[WHAT THE TASK REQUIRES] Under this task are some entries; return every one of them exactly.

(Dataset records)

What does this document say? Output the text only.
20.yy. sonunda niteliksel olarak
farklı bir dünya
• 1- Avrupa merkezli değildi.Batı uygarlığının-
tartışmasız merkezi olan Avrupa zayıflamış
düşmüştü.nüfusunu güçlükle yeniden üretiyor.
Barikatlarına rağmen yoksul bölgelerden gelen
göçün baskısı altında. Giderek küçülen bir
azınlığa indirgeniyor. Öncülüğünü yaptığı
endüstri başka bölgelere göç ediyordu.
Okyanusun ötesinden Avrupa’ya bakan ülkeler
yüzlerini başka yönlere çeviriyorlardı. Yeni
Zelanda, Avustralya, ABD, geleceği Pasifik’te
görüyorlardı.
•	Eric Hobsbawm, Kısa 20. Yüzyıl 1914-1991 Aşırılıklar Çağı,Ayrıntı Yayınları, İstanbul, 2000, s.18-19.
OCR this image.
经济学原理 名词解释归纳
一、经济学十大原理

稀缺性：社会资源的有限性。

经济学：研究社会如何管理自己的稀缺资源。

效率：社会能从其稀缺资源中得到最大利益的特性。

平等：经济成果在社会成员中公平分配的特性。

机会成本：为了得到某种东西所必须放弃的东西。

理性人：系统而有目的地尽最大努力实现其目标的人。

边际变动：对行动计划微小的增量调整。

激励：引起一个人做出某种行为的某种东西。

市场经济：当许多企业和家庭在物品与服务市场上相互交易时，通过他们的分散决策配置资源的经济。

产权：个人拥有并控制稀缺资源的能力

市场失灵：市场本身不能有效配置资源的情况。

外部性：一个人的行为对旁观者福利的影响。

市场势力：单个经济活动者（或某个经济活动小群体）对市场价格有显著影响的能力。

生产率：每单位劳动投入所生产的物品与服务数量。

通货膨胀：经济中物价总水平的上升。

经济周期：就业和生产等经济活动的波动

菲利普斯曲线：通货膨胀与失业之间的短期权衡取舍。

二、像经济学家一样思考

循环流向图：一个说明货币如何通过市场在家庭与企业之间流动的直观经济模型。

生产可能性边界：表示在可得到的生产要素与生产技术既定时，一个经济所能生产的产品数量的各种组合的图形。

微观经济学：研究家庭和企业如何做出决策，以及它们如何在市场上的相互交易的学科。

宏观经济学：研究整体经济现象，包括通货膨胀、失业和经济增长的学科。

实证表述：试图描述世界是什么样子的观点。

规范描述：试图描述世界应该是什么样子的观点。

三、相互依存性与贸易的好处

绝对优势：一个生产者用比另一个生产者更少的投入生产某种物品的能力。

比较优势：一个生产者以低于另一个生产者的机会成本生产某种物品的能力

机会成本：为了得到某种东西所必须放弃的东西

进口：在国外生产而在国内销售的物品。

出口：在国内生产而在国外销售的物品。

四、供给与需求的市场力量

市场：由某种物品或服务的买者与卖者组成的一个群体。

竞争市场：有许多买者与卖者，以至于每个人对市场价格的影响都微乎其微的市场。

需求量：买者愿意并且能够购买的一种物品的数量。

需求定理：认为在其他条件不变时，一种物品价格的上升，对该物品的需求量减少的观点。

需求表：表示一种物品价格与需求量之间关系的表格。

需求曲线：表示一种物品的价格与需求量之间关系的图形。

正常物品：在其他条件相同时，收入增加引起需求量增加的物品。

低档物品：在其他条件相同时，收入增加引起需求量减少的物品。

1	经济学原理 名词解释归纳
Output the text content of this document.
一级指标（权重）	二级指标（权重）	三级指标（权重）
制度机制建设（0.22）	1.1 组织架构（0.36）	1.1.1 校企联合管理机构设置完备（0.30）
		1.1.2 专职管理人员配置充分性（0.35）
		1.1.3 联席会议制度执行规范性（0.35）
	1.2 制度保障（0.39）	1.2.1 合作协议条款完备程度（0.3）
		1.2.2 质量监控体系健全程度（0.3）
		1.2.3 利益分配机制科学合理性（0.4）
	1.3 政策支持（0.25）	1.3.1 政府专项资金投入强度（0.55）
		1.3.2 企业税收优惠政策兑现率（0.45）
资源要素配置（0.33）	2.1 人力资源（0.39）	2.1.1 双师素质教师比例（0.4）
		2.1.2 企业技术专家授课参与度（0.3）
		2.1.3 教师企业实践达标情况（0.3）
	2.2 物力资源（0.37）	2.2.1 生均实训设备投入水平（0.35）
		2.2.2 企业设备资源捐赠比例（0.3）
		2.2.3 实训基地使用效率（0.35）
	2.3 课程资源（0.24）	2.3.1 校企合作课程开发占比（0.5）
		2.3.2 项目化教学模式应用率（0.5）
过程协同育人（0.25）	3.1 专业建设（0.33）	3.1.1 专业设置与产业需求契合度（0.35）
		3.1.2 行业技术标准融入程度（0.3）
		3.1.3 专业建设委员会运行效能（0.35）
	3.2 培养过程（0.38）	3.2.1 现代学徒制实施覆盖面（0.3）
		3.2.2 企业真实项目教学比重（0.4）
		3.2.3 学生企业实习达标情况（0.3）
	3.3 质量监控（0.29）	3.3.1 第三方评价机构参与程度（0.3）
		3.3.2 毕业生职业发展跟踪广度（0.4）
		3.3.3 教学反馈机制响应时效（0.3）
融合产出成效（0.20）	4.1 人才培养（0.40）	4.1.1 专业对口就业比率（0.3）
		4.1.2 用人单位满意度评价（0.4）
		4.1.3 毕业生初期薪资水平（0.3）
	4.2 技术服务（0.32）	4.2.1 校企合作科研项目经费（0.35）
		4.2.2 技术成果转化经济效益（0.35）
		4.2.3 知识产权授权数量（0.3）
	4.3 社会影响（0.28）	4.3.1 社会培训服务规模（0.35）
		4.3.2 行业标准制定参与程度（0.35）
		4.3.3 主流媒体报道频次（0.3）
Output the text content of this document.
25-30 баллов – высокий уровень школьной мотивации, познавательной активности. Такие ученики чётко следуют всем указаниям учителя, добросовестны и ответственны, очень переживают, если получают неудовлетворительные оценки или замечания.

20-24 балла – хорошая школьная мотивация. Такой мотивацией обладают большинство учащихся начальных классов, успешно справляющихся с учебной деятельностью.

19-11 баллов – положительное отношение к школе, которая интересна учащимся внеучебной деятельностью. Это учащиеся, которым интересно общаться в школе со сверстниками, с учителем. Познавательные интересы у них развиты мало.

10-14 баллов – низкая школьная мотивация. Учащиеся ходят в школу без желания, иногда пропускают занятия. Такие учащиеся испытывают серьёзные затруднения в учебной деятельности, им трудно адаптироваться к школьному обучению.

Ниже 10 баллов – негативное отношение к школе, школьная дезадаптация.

[ANSWER TO THE PROBLEM]
What does this document say? Output the text only.
20.yy. sonunda niteliksel olarak
farklı bir dünya
• 1- Avrupa merkezli değildi.Batı uygarlığının-
tartışmasız merkezi olan Avrupa zayıflamış
düşmüştü.nüfusunu güçlükle yeniden üretiyor.
Barikatlarına rağmen yoksul bölgelerden gelen
göçün baskısı altında. Giderek küçülen bir
azınlığa indirgeniyor. Öncülüğünü yaptığı
endüstri başka bölgelere göç ediyordu.
Okyanusun ötesinden Avrupa’ya bakan ülkeler
yüzlerini başka yönlere çeviriyorlardı. Yeni
Zelanda, Avustralya, ABD, geleceği Pasifik’te
görüyorlardı.
•	Eric Hobsbawm, Kısa 20. Yüzyıl 1914-1991 Aşırılıklar Çağı,Ayrıntı Yayınları, İstanbul, 2000, s.18-19.
OCR this image.
经济学原理 名词解释归纳
一、经济学十大原理

稀缺性：社会资源的有限性。

经济学：研究社会如何管理自己的稀缺资源。

效率：社会能从其稀缺资源中得到最大利益的特性。

平等：经济成果在社会成员中公平分配的特性。

机会成本：为了得到某种东西所必须放弃的东西。

理性人：系统而有目的地尽最大努力实现其目标的人。

边际变动：对行动计划微小的增量调整。

激励：引起一个人做出某种行为的某种东西。

市场经济：当许多企业和家庭在物品与服务市场上相互交易时，通过他们的分散决策配置资源的经济。

产权：个人拥有并控制稀缺资源的能力

市场失灵：市场本身不能有效配置资源的情况。

外部性：一个人的行为对旁观者福利的影响。

市场势力：单个经济活动者（或某个经济活动小群体）对市场价格有显著影响的能力。

生产率：每单位劳动投入所生产的物品与服务数量。

通货膨胀：经济中物价总水平的上升。

经济周期：就业和生产等经济活动的波动

菲利普斯曲线：通货膨胀与失业之间的短期权衡取舍。

二、像经济学家一样思考

循环流向图：一个说明货币如何通过市场在家庭与企业之间流动的直观经济模型。

生产可能性边界：表示在可得到的生产要素与生产技术既定时，一个经济所能生产的产品数量的各种组合的图形。

微观经济学：研究家庭和企业如何做出决策，以及它们如何在市场上的相互交易的学科。

宏观经济学：研究整体经济现象，包括通货膨胀、失业和经济增长的学科。

实证表述：试图描述世界是什么样子的观点。

规范描述：试图描述世界应该是什么样子的观点。

三、相互依存性与贸易的好处

绝对优势：一个生产者用比另一个生产者更少的投入生产某种物品的能力。

比较优势：一个生产者以低于另一个生产者的机会成本生产某种物品的能力

机会成本：为了得到某种东西所必须放弃的东西

进口：在国外生产而在国内销售的物品。

出口：在国内生产而在国外销售的物品。

四、供给与需求的市场力量

市场：由某种物品或服务的买者与卖者组成的一个群体。

竞争市场：有许多买者与卖者，以至于每个人对市场价格的影响都微乎其微的市场。

需求量：买者愿意并且能够购买的一种物品的数量。

需求定理：认为在其他条件不变时，一种物品价格的上升，对该物品的需求量减少的观点。

需求表：表示一种物品价格与需求量之间关系的表格。

需求曲线：表示一种物品的价格与需求量之间关系的图形。

正常物品：在其他条件相同时，收入增加引起需求量增加的物品。

低档物品：在其他条件相同时，收入增加引起需求量减少的物品。

1	经济学原理 名词解释归纳
Output the text content of this document.
一级指标（权重）	二级指标（权重）	三级指标（权重）
制度机制建设（0.22）	1.1 组织架构（0.36）	1.1.1 校企联合管理机构设置完备（0.30）
		1.1.2 专职管理人员配置充分性（0.35）
		1.1.3 联席会议制度执行规范性（0.35）
	1.2 制度保障（0.39）	1.2.1 合作协议条款完备程度（0.3）
		1.2.2 质量监控体系健全程度（0.3）
		1.2.3 利益分配机制科学合理性（0.4）
	1.3 政策支持（0.25）	1.3.1 政府专项资金投入强度（0.55）
		1.3.2 企业税收优惠政策兑现率（0.45）
资源要素配置（0.33）	2.1 人力资源（0.39）	2.1.1 双师素质教师比例（0.4）
		2.1.2 企业技术专家授课参与度（0.3）
		2.1.3 教师企业实践达标情况（0.3）
	2.2 物力资源（0.37）	2.2.1 生均实训设备投入水平（0.35）
		2.2.2 企业设备资源捐赠比例（0.3）
		2.2.3 实训基地使用效率（0.35）
	2.3 课程资源（0.24）	2.3.1 校企合作课程开发占比（0.5）
		2.3.2 项目化教学模式应用率（0.5）
过程协同育人（0.25）	3.1 专业建设（0.33）	3.1.1 专业设置与产业需求契合度（0.35）
		3.1.2 行业技术标准融入程度（0.3）
		3.1.3 专业建设委员会运行效能（0.35）
	3.2 培养过程（0.38）	3.2.1 现代学徒制实施覆盖面（0.3）
		3.2.2 企业真实项目教学比重（0.4）
		3.2.3 学生企业实习达标情况（0.3）
	3.3 质量监控（0.29）	3.3.1 第三方评价机构参与程度（0.3）
		3.3.2 毕业生职业发展跟踪广度（0.4）
		3.3.3 教学反馈机制响应时效（0.3）
融合产出成效（0.20）	4.1 人才培养（0.40）	4.1.1 专业对口就业比率（0.3）
		4.1.2 用人单位满意度评价（0.4）
		4.1.3 毕业生初期薪资水平（0.3）
	4.2 技术服务（0.32）	4.2.1 校企合作科研项目经费（0.35）
		4.2.2 技术成果转化经济效益（0.35）
		4.2.3 知识产权授权数量（0.3）
	4.3 社会影响（0.28）	4.3.1 社会培训服务规模（0.35）
		4.3.2 行业标准制定参与程度（0.35）
		4.3.3 主流媒体报道频次（0.3）
Output the text content of this document.
25-30 баллов – высокий уровень школьной мотивации, познавательной активности. Такие ученики чётко следуют всем указаниям учителя, добросовестны и ответственны, очень переживают, если получают неудовлетворительные оценки или замечания.

20-24 балла – хорошая школьная мотивация. Такой мотивацией обладают большинство учащихся начальных классов, успешно справляющихся с учебной деятельностью.

19-11 баллов – положительное отношение к школе, которая интересна учащимся внеучебной деятельностью. Это учащиеся, которым интересно общаться в школе со сверстниками, с учителем. Познавательные интересы у них развиты мало.

10-14 баллов – низкая школьная мотивация. Учащиеся ходят в школу без желания, иногда пропускают занятия. Такие учащиеся испытывают серьёзные затруднения в учебной деятельности, им трудно адаптироваться к школьному обучению.

Ниже 10 баллов – негативное отношение к школе, школьная дезадаптация.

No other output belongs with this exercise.